+++ DATA FOR THIS EXERCISE +++

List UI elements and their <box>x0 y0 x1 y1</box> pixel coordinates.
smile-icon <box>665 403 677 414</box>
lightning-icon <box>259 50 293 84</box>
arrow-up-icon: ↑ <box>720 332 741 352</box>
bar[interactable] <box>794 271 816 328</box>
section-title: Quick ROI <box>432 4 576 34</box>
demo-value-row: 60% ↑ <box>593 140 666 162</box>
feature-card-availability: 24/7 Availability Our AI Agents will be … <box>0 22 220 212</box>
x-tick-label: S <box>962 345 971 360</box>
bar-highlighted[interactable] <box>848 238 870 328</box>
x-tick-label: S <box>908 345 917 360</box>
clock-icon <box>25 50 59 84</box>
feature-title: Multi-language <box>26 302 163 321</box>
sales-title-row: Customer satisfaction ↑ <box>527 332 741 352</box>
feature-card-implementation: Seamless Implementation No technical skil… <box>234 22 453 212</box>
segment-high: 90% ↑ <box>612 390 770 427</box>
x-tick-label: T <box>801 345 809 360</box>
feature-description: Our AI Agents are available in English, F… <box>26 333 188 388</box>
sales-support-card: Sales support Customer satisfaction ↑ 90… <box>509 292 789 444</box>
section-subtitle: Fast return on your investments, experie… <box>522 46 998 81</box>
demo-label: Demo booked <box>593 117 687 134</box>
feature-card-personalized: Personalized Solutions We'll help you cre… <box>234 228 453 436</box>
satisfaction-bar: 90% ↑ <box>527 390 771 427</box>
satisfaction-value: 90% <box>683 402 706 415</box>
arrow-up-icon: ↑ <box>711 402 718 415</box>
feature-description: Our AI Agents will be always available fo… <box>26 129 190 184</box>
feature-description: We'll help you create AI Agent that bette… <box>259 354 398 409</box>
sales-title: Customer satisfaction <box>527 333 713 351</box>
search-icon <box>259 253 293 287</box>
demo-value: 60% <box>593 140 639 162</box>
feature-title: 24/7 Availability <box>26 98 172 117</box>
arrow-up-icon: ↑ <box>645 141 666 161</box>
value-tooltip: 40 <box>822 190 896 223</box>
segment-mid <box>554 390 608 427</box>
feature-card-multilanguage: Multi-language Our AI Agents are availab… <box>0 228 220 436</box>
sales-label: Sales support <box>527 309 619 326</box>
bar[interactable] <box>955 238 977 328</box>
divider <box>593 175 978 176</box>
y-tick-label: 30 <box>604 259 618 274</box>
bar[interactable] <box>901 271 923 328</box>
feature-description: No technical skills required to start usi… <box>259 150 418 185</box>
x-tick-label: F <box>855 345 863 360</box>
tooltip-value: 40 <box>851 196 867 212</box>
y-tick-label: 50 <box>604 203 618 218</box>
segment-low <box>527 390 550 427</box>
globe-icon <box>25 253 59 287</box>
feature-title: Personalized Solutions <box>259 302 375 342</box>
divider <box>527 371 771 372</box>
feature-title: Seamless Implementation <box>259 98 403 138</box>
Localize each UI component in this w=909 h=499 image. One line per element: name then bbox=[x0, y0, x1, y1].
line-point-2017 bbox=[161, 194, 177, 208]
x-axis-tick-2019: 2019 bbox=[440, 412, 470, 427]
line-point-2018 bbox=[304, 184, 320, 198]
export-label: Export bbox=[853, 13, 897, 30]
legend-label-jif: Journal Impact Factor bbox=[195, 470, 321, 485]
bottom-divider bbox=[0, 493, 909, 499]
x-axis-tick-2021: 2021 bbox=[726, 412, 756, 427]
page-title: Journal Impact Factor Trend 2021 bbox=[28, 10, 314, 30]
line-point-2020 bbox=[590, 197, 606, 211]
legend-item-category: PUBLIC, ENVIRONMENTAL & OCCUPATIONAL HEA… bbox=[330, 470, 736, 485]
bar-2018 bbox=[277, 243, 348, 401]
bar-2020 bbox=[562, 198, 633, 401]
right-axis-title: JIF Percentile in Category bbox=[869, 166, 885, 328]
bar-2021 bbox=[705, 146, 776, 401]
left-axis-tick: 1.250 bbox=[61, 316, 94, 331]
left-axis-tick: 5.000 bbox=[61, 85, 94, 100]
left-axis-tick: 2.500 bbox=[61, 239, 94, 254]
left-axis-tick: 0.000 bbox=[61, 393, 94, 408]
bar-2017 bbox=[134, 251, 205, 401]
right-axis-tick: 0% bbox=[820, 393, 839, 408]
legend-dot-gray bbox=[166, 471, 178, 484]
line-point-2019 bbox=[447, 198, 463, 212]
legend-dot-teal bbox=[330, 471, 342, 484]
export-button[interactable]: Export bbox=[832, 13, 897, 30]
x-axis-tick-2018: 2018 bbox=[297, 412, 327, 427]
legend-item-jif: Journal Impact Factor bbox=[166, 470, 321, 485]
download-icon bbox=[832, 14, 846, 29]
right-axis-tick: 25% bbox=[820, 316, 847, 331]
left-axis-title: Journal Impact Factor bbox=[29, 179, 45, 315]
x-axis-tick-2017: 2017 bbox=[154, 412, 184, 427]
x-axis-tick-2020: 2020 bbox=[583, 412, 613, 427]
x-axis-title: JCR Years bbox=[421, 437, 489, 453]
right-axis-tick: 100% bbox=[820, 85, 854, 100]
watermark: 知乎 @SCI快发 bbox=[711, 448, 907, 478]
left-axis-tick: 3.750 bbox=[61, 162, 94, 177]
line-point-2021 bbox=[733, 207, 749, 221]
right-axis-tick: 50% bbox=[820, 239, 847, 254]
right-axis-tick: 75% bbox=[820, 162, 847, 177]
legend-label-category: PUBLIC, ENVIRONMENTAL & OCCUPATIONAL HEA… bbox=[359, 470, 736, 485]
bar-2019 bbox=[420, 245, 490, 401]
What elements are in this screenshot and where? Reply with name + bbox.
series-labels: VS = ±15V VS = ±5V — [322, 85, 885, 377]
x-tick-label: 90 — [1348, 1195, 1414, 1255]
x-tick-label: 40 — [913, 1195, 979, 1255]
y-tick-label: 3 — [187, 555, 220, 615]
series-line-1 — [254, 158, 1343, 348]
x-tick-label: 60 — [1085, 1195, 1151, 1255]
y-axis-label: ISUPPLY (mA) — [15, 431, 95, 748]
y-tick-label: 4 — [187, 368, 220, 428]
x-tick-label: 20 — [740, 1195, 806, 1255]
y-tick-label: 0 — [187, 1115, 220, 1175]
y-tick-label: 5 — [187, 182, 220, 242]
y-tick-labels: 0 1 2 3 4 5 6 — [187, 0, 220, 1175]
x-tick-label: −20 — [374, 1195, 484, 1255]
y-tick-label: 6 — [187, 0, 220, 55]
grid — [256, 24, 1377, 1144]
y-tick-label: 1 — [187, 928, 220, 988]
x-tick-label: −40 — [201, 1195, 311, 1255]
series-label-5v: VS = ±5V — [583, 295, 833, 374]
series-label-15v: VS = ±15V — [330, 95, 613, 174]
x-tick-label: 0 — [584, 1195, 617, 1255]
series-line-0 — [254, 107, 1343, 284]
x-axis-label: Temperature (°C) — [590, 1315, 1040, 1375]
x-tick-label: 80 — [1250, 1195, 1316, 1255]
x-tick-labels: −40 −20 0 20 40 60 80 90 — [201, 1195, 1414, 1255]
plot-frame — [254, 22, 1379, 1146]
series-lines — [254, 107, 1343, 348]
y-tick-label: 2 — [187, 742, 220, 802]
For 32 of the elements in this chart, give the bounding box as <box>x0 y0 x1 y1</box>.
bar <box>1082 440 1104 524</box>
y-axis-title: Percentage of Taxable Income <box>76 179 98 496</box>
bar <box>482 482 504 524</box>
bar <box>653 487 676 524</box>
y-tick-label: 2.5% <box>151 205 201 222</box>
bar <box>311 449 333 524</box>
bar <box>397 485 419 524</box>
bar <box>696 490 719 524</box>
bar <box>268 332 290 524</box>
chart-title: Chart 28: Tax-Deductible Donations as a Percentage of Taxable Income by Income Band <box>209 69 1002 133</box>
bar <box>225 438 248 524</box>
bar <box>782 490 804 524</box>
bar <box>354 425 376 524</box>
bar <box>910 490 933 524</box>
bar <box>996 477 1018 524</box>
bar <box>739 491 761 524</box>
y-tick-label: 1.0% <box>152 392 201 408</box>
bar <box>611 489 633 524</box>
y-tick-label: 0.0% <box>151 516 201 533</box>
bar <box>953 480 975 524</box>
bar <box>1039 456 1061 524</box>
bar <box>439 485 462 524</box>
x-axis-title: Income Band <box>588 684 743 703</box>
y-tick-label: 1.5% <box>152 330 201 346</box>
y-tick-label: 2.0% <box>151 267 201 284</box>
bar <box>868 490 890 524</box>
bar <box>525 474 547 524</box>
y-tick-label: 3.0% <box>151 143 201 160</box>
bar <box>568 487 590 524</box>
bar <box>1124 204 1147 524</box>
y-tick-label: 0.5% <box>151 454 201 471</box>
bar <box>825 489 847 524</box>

+++

**TASK TO COMPLETE**
Starting at the top of the records and ending with the line that contains "clock-icon <box>25 50 59 84</box>", rewrite those lines with "x-tick-label" changed to "x-axis-label" everywhere and everything else left unchanged.

**WRITTEN ANSWER**
List UI elements and their <box>x0 y0 x1 y1</box> pixel coordinates.
smile-icon <box>665 403 677 414</box>
lightning-icon <box>259 50 293 84</box>
arrow-up-icon: ↑ <box>720 332 741 352</box>
bar[interactable] <box>794 271 816 328</box>
section-title: Quick ROI <box>432 4 576 34</box>
demo-value-row: 60% ↑ <box>593 140 666 162</box>
feature-card-availability: 24/7 Availability Our AI Agents will be … <box>0 22 220 212</box>
x-axis-label: S <box>962 345 971 360</box>
bar-highlighted[interactable] <box>848 238 870 328</box>
x-axis-label: S <box>908 345 917 360</box>
clock-icon <box>25 50 59 84</box>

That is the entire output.